### Given information
*****

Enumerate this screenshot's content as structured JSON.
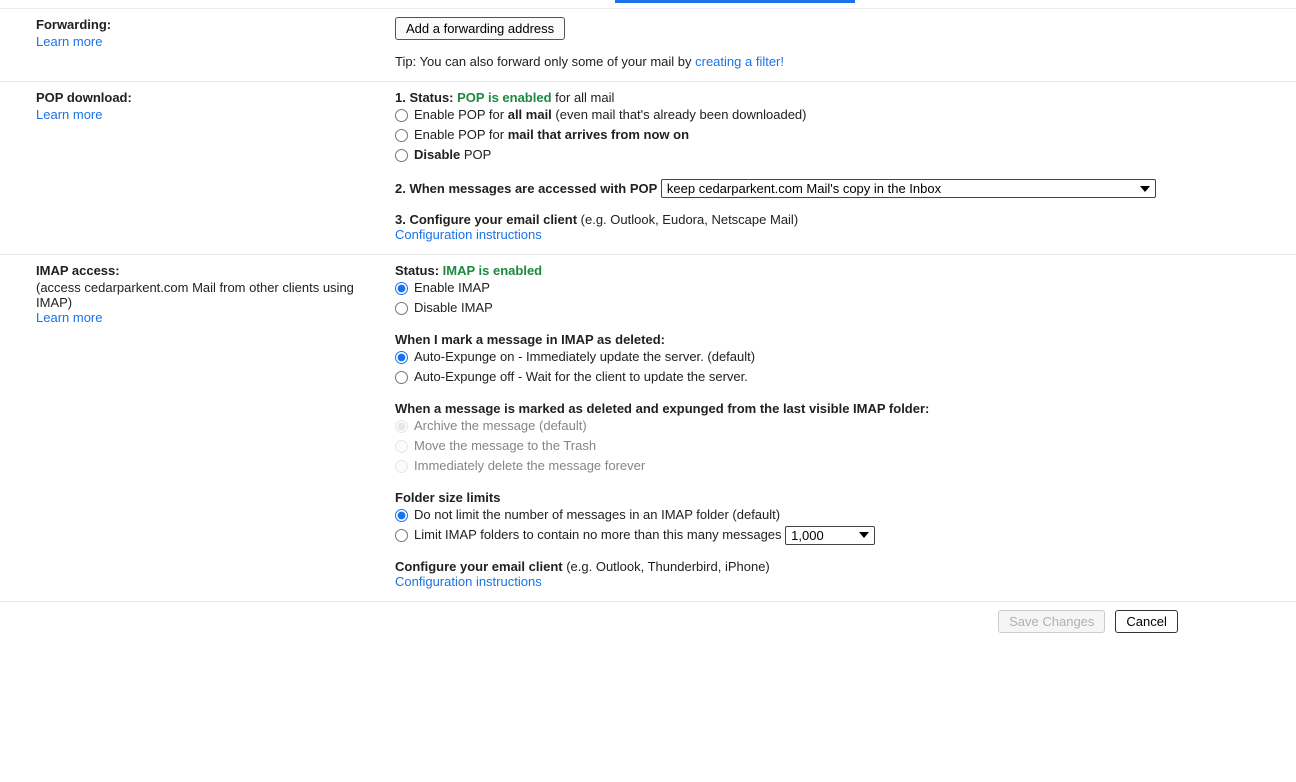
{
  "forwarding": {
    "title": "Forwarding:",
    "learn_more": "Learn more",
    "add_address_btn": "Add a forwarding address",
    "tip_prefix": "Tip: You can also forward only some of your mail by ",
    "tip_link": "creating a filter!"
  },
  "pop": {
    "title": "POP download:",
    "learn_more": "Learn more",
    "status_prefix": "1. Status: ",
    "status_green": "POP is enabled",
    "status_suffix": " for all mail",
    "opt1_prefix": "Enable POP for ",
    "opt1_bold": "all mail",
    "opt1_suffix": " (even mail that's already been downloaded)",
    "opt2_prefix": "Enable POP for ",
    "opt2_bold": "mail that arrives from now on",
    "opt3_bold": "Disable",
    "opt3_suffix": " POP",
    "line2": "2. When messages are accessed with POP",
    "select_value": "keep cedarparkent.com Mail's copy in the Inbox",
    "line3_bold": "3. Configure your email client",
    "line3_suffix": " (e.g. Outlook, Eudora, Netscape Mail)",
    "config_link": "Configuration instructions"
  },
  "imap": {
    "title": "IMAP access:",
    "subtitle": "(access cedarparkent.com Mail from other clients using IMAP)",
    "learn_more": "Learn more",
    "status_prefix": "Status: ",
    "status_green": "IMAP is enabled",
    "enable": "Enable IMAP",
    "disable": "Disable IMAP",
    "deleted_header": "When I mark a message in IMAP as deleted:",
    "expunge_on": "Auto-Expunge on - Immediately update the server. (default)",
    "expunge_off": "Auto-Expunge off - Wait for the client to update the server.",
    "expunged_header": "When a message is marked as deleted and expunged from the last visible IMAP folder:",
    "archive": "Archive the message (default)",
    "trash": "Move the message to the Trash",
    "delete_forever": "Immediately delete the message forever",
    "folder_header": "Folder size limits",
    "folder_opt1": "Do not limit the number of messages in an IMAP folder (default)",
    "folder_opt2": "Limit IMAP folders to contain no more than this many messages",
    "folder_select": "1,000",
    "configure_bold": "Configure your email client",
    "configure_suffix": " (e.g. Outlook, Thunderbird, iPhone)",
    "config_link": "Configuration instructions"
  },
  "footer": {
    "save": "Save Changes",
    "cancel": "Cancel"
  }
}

*****

### The task
Copy all lines of the listing above that contain the string "your".

### Written response
    "tip_prefix": "Tip: You can also forward only some of your mail by ",
    "line3_bold": "3. Configure your email client",
    "configure_bold": "Configure your email client",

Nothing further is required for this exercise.